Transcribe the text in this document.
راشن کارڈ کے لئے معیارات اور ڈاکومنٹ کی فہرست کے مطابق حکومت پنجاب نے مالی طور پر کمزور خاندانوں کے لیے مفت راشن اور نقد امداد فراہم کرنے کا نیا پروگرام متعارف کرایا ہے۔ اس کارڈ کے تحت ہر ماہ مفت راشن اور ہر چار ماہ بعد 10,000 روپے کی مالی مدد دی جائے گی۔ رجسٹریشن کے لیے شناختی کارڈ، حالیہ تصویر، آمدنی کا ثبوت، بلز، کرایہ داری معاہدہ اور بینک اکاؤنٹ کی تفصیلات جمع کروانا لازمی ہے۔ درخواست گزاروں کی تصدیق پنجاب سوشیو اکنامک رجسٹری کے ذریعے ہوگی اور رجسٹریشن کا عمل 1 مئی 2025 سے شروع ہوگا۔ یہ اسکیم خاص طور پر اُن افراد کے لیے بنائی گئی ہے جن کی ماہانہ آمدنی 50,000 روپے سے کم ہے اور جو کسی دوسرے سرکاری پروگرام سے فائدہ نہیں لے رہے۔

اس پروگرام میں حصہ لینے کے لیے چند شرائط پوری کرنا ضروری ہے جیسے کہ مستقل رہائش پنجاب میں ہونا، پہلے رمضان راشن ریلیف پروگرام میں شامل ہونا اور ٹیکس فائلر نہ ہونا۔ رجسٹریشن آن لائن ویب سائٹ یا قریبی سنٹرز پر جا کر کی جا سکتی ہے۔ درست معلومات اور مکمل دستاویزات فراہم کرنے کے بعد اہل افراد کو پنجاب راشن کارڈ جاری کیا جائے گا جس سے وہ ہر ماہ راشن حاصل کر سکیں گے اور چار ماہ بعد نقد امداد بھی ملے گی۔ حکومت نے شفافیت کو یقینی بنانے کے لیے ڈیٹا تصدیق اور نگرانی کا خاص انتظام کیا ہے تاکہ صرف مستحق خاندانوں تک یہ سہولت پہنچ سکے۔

§

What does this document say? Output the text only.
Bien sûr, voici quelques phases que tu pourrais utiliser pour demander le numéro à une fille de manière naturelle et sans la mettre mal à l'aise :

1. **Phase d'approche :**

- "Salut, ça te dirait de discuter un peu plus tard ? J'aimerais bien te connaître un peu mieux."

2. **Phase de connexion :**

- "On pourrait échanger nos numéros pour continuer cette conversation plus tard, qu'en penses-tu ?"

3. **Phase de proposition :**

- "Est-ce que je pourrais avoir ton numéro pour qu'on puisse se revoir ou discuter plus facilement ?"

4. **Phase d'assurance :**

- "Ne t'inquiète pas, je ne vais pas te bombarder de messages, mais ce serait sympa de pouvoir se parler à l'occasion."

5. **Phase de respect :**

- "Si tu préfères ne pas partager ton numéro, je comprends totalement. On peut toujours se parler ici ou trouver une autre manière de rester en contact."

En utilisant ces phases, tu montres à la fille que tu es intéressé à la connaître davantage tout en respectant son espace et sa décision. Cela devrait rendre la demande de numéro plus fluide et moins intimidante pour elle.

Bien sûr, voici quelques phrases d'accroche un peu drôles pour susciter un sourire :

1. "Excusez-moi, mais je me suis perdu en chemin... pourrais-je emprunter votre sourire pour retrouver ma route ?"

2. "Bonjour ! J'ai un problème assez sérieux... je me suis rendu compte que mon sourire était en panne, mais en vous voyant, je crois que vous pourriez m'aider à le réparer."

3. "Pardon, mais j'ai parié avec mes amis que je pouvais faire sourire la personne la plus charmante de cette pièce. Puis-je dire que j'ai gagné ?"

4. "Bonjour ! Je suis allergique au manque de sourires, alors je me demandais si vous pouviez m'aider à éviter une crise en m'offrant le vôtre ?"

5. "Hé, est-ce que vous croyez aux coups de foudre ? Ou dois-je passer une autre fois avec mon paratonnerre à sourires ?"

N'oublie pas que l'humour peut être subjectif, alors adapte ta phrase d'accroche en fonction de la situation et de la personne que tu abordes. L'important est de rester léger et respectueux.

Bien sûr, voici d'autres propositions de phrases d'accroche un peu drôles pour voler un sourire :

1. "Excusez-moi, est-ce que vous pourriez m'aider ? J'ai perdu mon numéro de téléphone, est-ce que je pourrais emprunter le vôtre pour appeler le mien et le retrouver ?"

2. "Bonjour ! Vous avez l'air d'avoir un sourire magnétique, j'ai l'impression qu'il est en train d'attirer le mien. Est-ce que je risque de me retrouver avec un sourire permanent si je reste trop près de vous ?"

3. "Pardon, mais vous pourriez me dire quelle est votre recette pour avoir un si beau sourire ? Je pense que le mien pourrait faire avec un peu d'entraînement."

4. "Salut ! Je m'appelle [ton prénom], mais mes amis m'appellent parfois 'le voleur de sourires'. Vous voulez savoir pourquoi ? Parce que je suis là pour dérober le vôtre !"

§

What is expected: State how many lines of the records above contain the word "voici", giving only that number.

Complete output: 3